The task:
Each entry below should be returned exactly as is, with the pictures removed.

-- BEGIN Exercise data --

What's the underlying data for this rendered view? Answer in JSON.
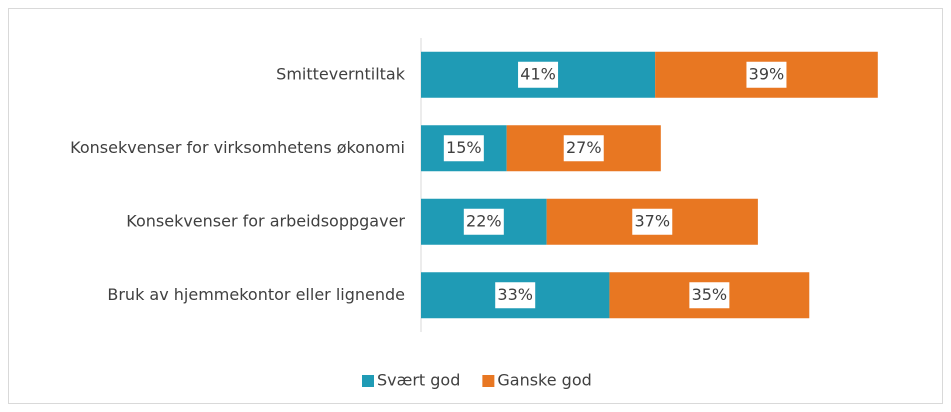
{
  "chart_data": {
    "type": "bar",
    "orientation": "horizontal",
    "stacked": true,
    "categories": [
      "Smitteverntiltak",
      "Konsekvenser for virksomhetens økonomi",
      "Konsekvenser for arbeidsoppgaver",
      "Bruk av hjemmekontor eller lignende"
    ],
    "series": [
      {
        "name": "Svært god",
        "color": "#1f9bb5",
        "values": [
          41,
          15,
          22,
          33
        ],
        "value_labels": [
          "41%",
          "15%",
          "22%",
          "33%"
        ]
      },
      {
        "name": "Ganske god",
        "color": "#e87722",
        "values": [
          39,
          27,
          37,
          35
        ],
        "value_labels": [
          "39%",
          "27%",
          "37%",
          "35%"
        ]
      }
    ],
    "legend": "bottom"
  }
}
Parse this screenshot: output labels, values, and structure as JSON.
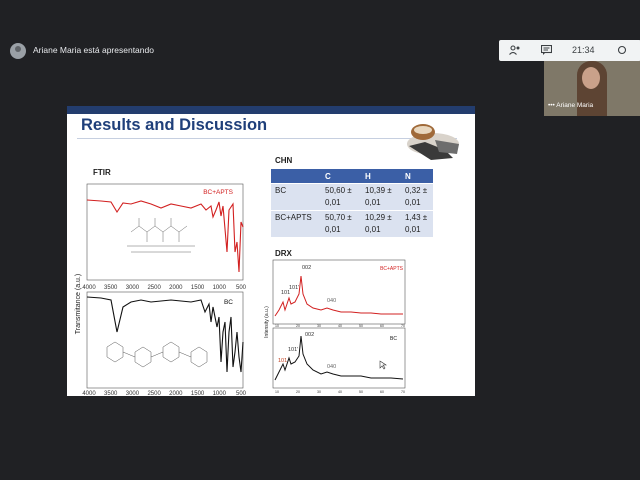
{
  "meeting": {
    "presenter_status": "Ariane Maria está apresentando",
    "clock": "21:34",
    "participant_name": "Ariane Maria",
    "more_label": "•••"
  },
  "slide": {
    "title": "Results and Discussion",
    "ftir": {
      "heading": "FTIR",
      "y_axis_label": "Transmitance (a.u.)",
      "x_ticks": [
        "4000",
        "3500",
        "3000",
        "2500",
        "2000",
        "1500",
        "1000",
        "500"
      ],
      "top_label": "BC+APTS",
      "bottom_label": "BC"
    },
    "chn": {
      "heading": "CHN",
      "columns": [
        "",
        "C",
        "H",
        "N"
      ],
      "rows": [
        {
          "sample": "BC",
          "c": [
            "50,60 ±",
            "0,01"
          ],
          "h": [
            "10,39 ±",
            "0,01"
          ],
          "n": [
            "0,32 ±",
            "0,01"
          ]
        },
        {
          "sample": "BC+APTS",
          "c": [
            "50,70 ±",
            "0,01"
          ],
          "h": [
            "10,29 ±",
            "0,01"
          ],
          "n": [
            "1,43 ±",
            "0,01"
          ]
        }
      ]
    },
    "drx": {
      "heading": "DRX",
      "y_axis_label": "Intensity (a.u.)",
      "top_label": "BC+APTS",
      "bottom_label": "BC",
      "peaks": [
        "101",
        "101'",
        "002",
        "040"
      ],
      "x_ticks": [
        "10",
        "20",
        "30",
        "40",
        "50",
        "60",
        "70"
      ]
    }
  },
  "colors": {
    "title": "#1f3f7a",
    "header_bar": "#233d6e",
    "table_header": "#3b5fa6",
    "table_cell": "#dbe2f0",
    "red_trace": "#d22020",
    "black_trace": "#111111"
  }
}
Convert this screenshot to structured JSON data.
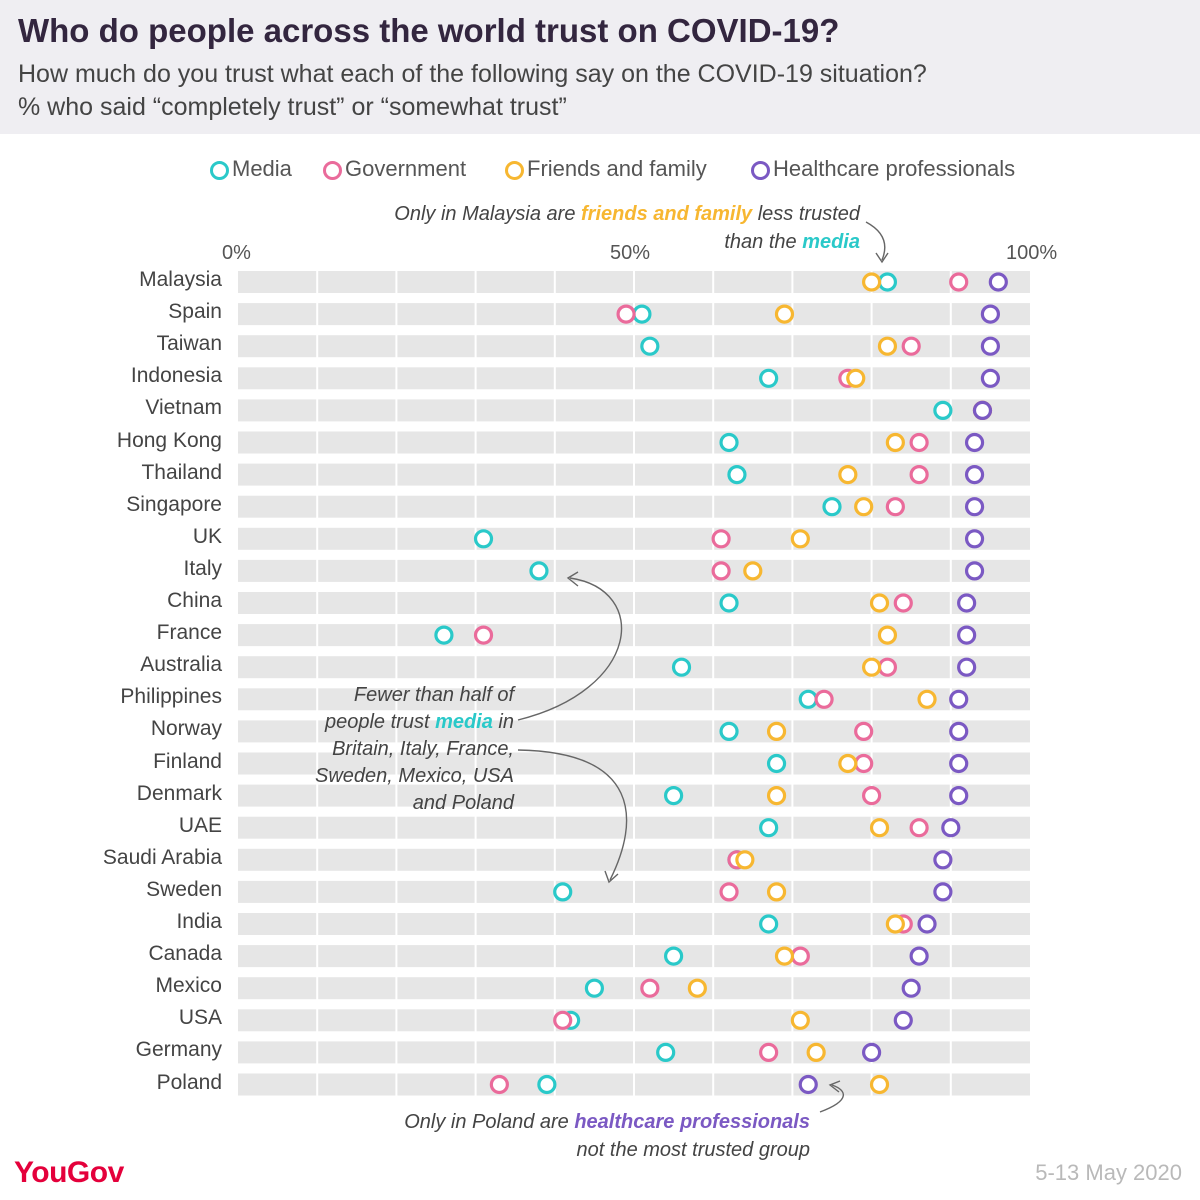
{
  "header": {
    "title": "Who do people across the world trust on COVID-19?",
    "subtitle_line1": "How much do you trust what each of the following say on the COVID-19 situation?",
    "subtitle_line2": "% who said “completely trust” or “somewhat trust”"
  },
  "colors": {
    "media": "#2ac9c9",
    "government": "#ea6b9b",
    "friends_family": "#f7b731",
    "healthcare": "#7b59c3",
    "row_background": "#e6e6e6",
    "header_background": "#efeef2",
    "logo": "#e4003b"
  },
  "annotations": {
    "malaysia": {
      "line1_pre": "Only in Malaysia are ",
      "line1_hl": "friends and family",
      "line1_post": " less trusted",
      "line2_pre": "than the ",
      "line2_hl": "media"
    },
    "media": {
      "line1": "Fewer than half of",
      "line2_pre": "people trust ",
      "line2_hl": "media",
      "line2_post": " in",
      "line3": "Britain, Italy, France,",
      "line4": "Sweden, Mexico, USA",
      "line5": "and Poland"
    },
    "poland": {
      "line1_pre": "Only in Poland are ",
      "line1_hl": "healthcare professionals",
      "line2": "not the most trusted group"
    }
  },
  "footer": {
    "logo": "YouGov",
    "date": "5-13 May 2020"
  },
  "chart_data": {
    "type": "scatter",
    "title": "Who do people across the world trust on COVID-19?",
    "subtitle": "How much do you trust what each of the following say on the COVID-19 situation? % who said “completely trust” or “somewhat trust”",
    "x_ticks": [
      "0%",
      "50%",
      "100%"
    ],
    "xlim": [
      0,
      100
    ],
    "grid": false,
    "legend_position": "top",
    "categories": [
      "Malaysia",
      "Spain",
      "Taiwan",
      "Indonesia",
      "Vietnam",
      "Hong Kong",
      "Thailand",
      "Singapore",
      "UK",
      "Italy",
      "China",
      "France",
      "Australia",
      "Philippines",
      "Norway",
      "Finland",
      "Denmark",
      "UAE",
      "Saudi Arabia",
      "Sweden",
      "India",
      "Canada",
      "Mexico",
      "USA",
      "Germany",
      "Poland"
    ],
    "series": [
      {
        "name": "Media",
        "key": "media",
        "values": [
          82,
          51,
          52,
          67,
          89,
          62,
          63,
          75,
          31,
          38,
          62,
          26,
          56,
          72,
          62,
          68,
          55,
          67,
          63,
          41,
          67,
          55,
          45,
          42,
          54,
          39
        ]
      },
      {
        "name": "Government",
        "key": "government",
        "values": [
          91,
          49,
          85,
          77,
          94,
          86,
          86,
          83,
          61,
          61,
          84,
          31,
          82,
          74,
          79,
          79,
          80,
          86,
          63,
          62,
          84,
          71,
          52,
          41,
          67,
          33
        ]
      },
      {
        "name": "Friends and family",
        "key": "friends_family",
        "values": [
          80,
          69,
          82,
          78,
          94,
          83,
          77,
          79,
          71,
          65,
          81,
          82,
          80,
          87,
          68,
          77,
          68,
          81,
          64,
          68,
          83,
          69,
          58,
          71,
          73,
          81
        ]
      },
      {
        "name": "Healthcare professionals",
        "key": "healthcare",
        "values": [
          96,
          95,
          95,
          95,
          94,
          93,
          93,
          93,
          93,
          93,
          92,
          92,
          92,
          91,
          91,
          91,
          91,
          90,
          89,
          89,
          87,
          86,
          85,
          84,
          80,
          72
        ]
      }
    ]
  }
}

-- END Exercise data --

Task solution:
What's the underlying data for this rendered view? Answer in JSON.
{
  "chart_data": {
    "type": "bar",
    "orientation": "horizontal",
    "stacked": true,
    "categories": [
      "Smitteverntiltak",
      "Konsekvenser for virksomhetens økonomi",
      "Konsekvenser for arbeidsoppgaver",
      "Bruk av hjemmekontor eller lignende"
    ],
    "series": [
      {
        "name": "Svært god",
        "color": "#1f9bb5",
        "values": [
          41,
          15,
          22,
          33
        ],
        "value_labels": [
          "41%",
          "15%",
          "22%",
          "33%"
        ]
      },
      {
        "name": "Ganske god",
        "color": "#e87722",
        "values": [
          39,
          27,
          37,
          35
        ],
        "value_labels": [
          "39%",
          "27%",
          "37%",
          "35%"
        ]
      }
    ],
    "legend": "bottom"
  }
}
Parse this screenshot: output labels, values, and structure as JSON.
{
  "meeting": {
    "presenter_status": "Ariane Maria está apresentando",
    "clock": "21:34",
    "participant_name": "Ariane Maria",
    "more_label": "•••"
  },
  "slide": {
    "title": "Results and Discussion",
    "ftir": {
      "heading": "FTIR",
      "y_axis_label": "Transmitance (a.u.)",
      "x_ticks": [
        "4000",
        "3500",
        "3000",
        "2500",
        "2000",
        "1500",
        "1000",
        "500"
      ],
      "top_label": "BC+APTS",
      "bottom_label": "BC"
    },
    "chn": {
      "heading": "CHN",
      "columns": [
        "",
        "C",
        "H",
        "N"
      ],
      "rows": [
        {
          "sample": "BC",
          "c": [
            "50,60 ±",
            "0,01"
          ],
          "h": [
            "10,39 ±",
            "0,01"
          ],
          "n": [
            "0,32 ±",
            "0,01"
          ]
        },
        {
          "sample": "BC+APTS",
          "c": [
            "50,70 ±",
            "0,01"
          ],
          "h": [
            "10,29 ±",
            "0,01"
          ],
          "n": [
            "1,43 ±",
            "0,01"
          ]
        }
      ]
    },
    "drx": {
      "heading": "DRX",
      "y_axis_label": "Intensity (a.u.)",
      "top_label": "BC+APTS",
      "bottom_label": "BC",
      "peaks": [
        "101",
        "101'",
        "002",
        "040"
      ],
      "x_ticks": [
        "10",
        "20",
        "30",
        "40",
        "50",
        "60",
        "70"
      ]
    }
  },
  "colors": {
    "title": "#1f3f7a",
    "header_bar": "#233d6e",
    "table_header": "#3b5fa6",
    "table_cell": "#dbe2f0",
    "red_trace": "#d22020",
    "black_trace": "#111111"
  }
}
Convert this screenshot to structured JSON data.
{
  "header": {
    "title": "Who do people across the world trust on COVID-19?",
    "subtitle_line1": "How much do you trust what each of the following say on the COVID-19 situation?",
    "subtitle_line2": "% who said “completely trust” or “somewhat trust”"
  },
  "colors": {
    "media": "#2ac9c9",
    "government": "#ea6b9b",
    "friends_family": "#f7b731",
    "healthcare": "#7b59c3",
    "row_background": "#e6e6e6",
    "header_background": "#efeef2",
    "logo": "#e4003b"
  },
  "annotations": {
    "malaysia": {
      "line1_pre": "Only in Malaysia are ",
      "line1_hl": "friends and family",
      "line1_post": " less trusted",
      "line2_pre": "than the ",
      "line2_hl": "media"
    },
    "media": {
      "line1": "Fewer than half of",
      "line2_pre": "people trust ",
      "line2_hl": "media",
      "line2_post": " in",
      "line3": "Britain, Italy, France,",
      "line4": "Sweden, Mexico, USA",
      "line5": "and Poland"
    },
    "poland": {
      "line1_pre": "Only in Poland are ",
      "line1_hl": "healthcare professionals",
      "line2": "not the most trusted group"
    }
  },
  "footer": {
    "logo": "YouGov",
    "date": "5-13 May 2020"
  },
  "chart_data": {
    "type": "scatter",
    "title": "Who do people across the world trust on COVID-19?",
    "subtitle": "How much do you trust what each of the following say on the COVID-19 situation? % who said “completely trust” or “somewhat trust”",
    "x_ticks": [
      "0%",
      "50%",
      "100%"
    ],
    "xlim": [
      0,
      100
    ],
    "grid": false,
    "legend_position": "top",
    "categories": [
      "Malaysia",
      "Spain",
      "Taiwan",
      "Indonesia",
      "Vietnam",
      "Hong Kong",
      "Thailand",
      "Singapore",
      "UK",
      "Italy",
      "China",
      "France",
      "Australia",
      "Philippines",
      "Norway",
      "Finland",
      "Denmark",
      "UAE",
      "Saudi Arabia",
      "Sweden",
      "India",
      "Canada",
      "Mexico",
      "USA",
      "Germany",
      "Poland"
    ],
    "series": [
      {
        "name": "Media",
        "key": "media",
        "values": [
          82,
          51,
          52,
          67,
          89,
          62,
          63,
          75,
          31,
          38,
          62,
          26,
          56,
          72,
          62,
          68,
          55,
          67,
          63,
          41,
          67,
          55,
          45,
          42,
          54,
          39
        ]
      },
      {
        "name": "Government",
        "key": "government",
        "values": [
          91,
          49,
          85,
          77,
          94,
          86,
          86,
          83,
          61,
          61,
          84,
          31,
          82,
          74,
          79,
          79,
          80,
          86,
          63,
          62,
          84,
          71,
          52,
          41,
          67,
          33
        ]
      },
      {
        "name": "Friends and family",
        "key": "friends_family",
        "values": [
          80,
          69,
          82,
          78,
          94,
          83,
          77,
          79,
          71,
          65,
          81,
          82,
          80,
          87,
          68,
          77,
          68,
          81,
          64,
          68,
          83,
          69,
          58,
          71,
          73,
          81
        ]
      },
      {
        "name": "Healthcare professionals",
        "key": "healthcare",
        "values": [
          96,
          95,
          95,
          95,
          94,
          93,
          93,
          93,
          93,
          93,
          92,
          92,
          92,
          91,
          91,
          91,
          91,
          90,
          89,
          89,
          87,
          86,
          85,
          84,
          80,
          72
        ]
      }
    ]
  }
}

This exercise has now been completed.